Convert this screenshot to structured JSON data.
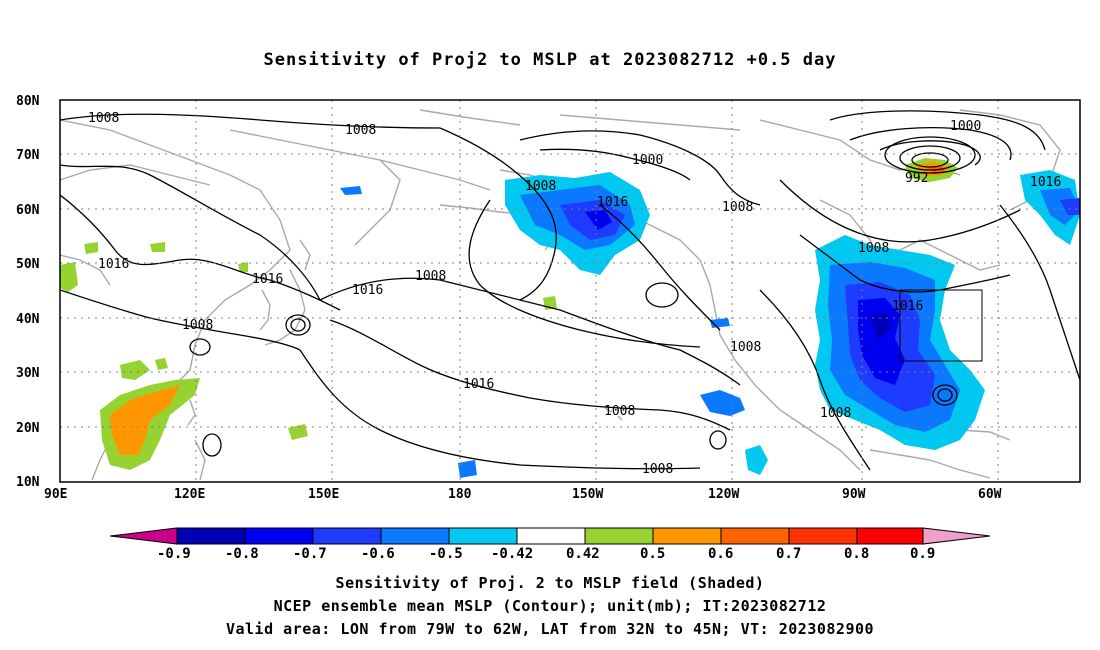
{
  "title": "Sensitivity of Proj2 to MSLP at 2023082712 +0.5 day",
  "map": {
    "lat_labels": [
      "80N",
      "70N",
      "60N",
      "50N",
      "40N",
      "30N",
      "20N",
      "10N"
    ],
    "lon_labels": [
      "90E",
      "120E",
      "150E",
      "180",
      "150W",
      "120W",
      "90W",
      "60W"
    ],
    "contour_labels": [
      "1008",
      "1008",
      "1000",
      "1000",
      "992",
      "1008",
      "1016",
      "1008",
      "1016",
      "1016",
      "1008",
      "1016",
      "1008",
      "1016",
      "1016",
      "1008",
      "1008",
      "1008",
      "1016",
      "1008",
      "1008"
    ],
    "colors": {
      "coast": "#a9a9a9",
      "contour": "#000000",
      "grid": "#7f7f7f"
    }
  },
  "colorbar": {
    "labels": [
      "-0.9",
      "-0.8",
      "-0.7",
      "-0.6",
      "-0.5",
      "-0.42",
      "0.42",
      "0.5",
      "0.6",
      "0.7",
      "0.8",
      "0.9"
    ],
    "colors": [
      "#c8008c",
      "#0000b4",
      "#0000f0",
      "#1e3cff",
      "#0a78ff",
      "#00c8f0",
      "#ffffff",
      "#96d232",
      "#ff9600",
      "#ff6400",
      "#ff3200",
      "#ff0000",
      "#f0a0c8"
    ]
  },
  "captions": {
    "line1": "Sensitivity of Proj. 2 to MSLP field (Shaded)",
    "line2": "NCEP ensemble mean MSLP (Contour); unit(mb); IT:2023082712",
    "line3": "Valid area: LON from 79W to 62W, LAT from 32N to 45N; VT: 2023082900"
  }
}
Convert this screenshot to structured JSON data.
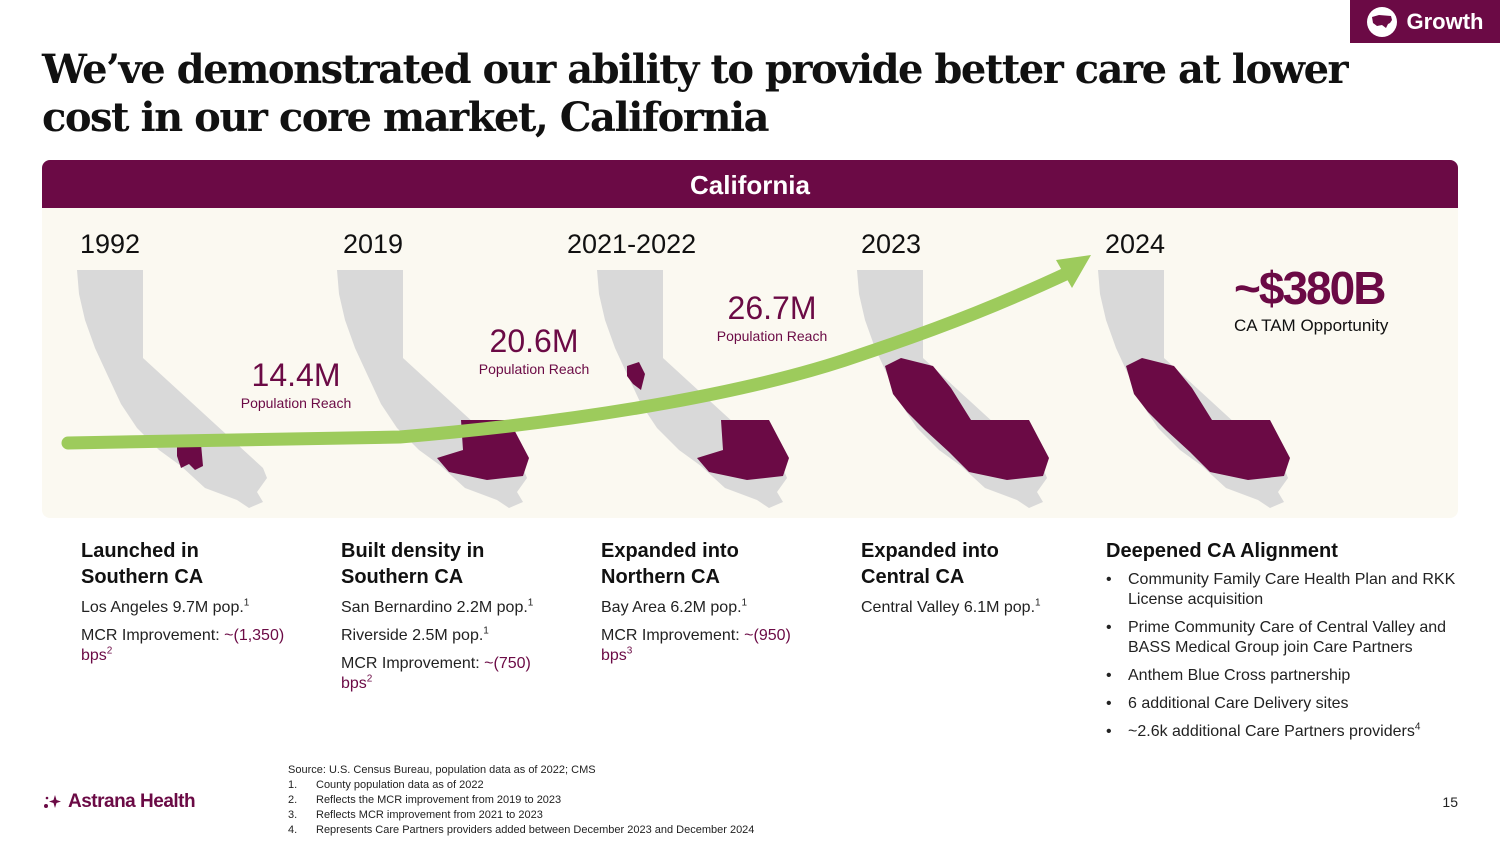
{
  "badge": {
    "label": "Growth",
    "icon": "us-map-icon"
  },
  "title": "We’ve demonstrated our ability to provide better care at lower cost in our core market, California",
  "panel": {
    "header": "California"
  },
  "timeline": {
    "years": [
      "1992",
      "2019",
      "2021-2022",
      "2023",
      "2024"
    ],
    "reach": [
      {
        "value": "14.4M",
        "label": "Population Reach"
      },
      {
        "value": "20.6M",
        "label": "Population Reach"
      },
      {
        "value": "26.7M",
        "label": "Population Reach"
      }
    ],
    "tam": {
      "value": "~$380B",
      "label": "CA TAM Opportunity"
    }
  },
  "columns": [
    {
      "heading_line1": "Launched in",
      "heading_line2": "Southern CA",
      "item1": "Los Angeles 9.7M pop.",
      "item1_sup": "1",
      "mcr_label": "MCR Improvement: ",
      "mcr_value": "~(1,350)",
      "mcr_unit": "bps",
      "mcr_sup": "2"
    },
    {
      "heading_line1": "Built density in",
      "heading_line2": "Southern CA",
      "item1": "San Bernardino 2.2M pop.",
      "item1_sup": "1",
      "item2": "Riverside 2.5M pop.",
      "item2_sup": "1",
      "mcr_label": "MCR Improvement: ",
      "mcr_value": "~(750)",
      "mcr_unit": "bps",
      "mcr_sup": "2"
    },
    {
      "heading_line1": "Expanded into",
      "heading_line2": "Northern CA",
      "item1": "Bay Area 6.2M pop.",
      "item1_sup": "1",
      "mcr_label": "MCR Improvement: ",
      "mcr_value": "~(950)",
      "mcr_unit": "bps",
      "mcr_sup": "3"
    },
    {
      "heading_line1": "Expanded into",
      "heading_line2": "Central CA",
      "item1": "Central Valley 6.1M pop.",
      "item1_sup": "1"
    },
    {
      "heading": "Deepened CA Alignment",
      "bullets": [
        "Community Family Care Health Plan and RKK License acquisition",
        "Prime Community Care of Central Valley and BASS Medical Group join Care Partners",
        "Anthem Blue Cross partnership",
        "6 additional Care Delivery sites",
        "~2.6k additional Care Partners providers"
      ],
      "last_bullet_sup": "4"
    }
  ],
  "footnotes": {
    "source": "Source: U.S. Census Bureau, population data as of 2022; CMS",
    "items": [
      {
        "num": "1.",
        "text": "County population data as of 2022"
      },
      {
        "num": "2.",
        "text": "Reflects the MCR improvement from 2019 to 2023"
      },
      {
        "num": "3.",
        "text": "Reflects MCR improvement from 2021 to 2023"
      },
      {
        "num": "4.",
        "text": "Represents Care Partners providers added between December 2023 and December 2024"
      }
    ]
  },
  "logo": {
    "text": "Astrana Health",
    "icon": "astrana-sparkle-icon"
  },
  "page_number": "15",
  "colors": {
    "brand": "#6b0a45",
    "arrow": "#9dcb5c",
    "map": "#d9d9d9",
    "panel": "#fbf9f1"
  }
}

REQUIREMENTS ->
Quote the data above in full and without alteration; skip the pictures.

WRITTEN ANSWER ->
Convert this screenshot to structured JSON data.
{
  "title": "Sensitivity of Proj2 to MSLP at 2023082712 +0.5 day",
  "map": {
    "lat_labels": [
      "80N",
      "70N",
      "60N",
      "50N",
      "40N",
      "30N",
      "20N",
      "10N"
    ],
    "lon_labels": [
      "90E",
      "120E",
      "150E",
      "180",
      "150W",
      "120W",
      "90W",
      "60W"
    ],
    "contour_labels": [
      "1008",
      "1008",
      "1000",
      "1000",
      "992",
      "1008",
      "1016",
      "1008",
      "1016",
      "1016",
      "1008",
      "1016",
      "1008",
      "1016",
      "1016",
      "1008",
      "1008",
      "1008",
      "1016",
      "1008",
      "1008"
    ],
    "colors": {
      "coast": "#a9a9a9",
      "contour": "#000000",
      "grid": "#7f7f7f"
    }
  },
  "colorbar": {
    "labels": [
      "-0.9",
      "-0.8",
      "-0.7",
      "-0.6",
      "-0.5",
      "-0.42",
      "0.42",
      "0.5",
      "0.6",
      "0.7",
      "0.8",
      "0.9"
    ],
    "colors": [
      "#c8008c",
      "#0000b4",
      "#0000f0",
      "#1e3cff",
      "#0a78ff",
      "#00c8f0",
      "#ffffff",
      "#96d232",
      "#ff9600",
      "#ff6400",
      "#ff3200",
      "#ff0000",
      "#f0a0c8"
    ]
  },
  "captions": {
    "line1": "Sensitivity of Proj. 2 to MSLP field (Shaded)",
    "line2": "NCEP ensemble mean MSLP (Contour); unit(mb); IT:2023082712",
    "line3": "Valid area: LON from 79W to 62W, LAT from 32N to 45N; VT: 2023082900"
  }
}
Convert this screenshot to structured JSON data.
{
  "badge": {
    "label": "Growth",
    "icon": "us-map-icon"
  },
  "title": "We’ve demonstrated our ability to provide better care at lower cost in our core market, California",
  "panel": {
    "header": "California"
  },
  "timeline": {
    "years": [
      "1992",
      "2019",
      "2021-2022",
      "2023",
      "2024"
    ],
    "reach": [
      {
        "value": "14.4M",
        "label": "Population Reach"
      },
      {
        "value": "20.6M",
        "label": "Population Reach"
      },
      {
        "value": "26.7M",
        "label": "Population Reach"
      }
    ],
    "tam": {
      "value": "~$380B",
      "label": "CA TAM Opportunity"
    }
  },
  "columns": [
    {
      "heading_line1": "Launched in",
      "heading_line2": "Southern CA",
      "item1": "Los Angeles 9.7M pop.",
      "item1_sup": "1",
      "mcr_label": "MCR Improvement: ",
      "mcr_value": "~(1,350)",
      "mcr_unit": "bps",
      "mcr_sup": "2"
    },
    {
      "heading_line1": "Built density in",
      "heading_line2": "Southern CA",
      "item1": "San Bernardino 2.2M pop.",
      "item1_sup": "1",
      "item2": "Riverside 2.5M pop.",
      "item2_sup": "1",
      "mcr_label": "MCR Improvement: ",
      "mcr_value": "~(750)",
      "mcr_unit": "bps",
      "mcr_sup": "2"
    },
    {
      "heading_line1": "Expanded into",
      "heading_line2": "Northern CA",
      "item1": "Bay Area 6.2M pop.",
      "item1_sup": "1",
      "mcr_label": "MCR Improvement: ",
      "mcr_value": "~(950)",
      "mcr_unit": "bps",
      "mcr_sup": "3"
    },
    {
      "heading_line1": "Expanded into",
      "heading_line2": "Central CA",
      "item1": "Central Valley 6.1M pop.",
      "item1_sup": "1"
    },
    {
      "heading": "Deepened CA Alignment",
      "bullets": [
        "Community Family Care Health Plan and RKK License acquisition",
        "Prime Community Care of Central Valley and BASS Medical Group join Care Partners",
        "Anthem Blue Cross partnership",
        "6 additional Care Delivery sites",
        "~2.6k additional Care Partners providers"
      ],
      "last_bullet_sup": "4"
    }
  ],
  "footnotes": {
    "source": "Source: U.S. Census Bureau, population data as of 2022; CMS",
    "items": [
      {
        "num": "1.",
        "text": "County population data as of 2022"
      },
      {
        "num": "2.",
        "text": "Reflects the MCR improvement from 2019 to 2023"
      },
      {
        "num": "3.",
        "text": "Reflects MCR improvement from 2021 to 2023"
      },
      {
        "num": "4.",
        "text": "Represents Care Partners providers added between December 2023 and December 2024"
      }
    ]
  },
  "logo": {
    "text": "Astrana Health",
    "icon": "astrana-sparkle-icon"
  },
  "page_number": "15",
  "colors": {
    "brand": "#6b0a45",
    "arrow": "#9dcb5c",
    "map": "#d9d9d9",
    "panel": "#fbf9f1"
  }
}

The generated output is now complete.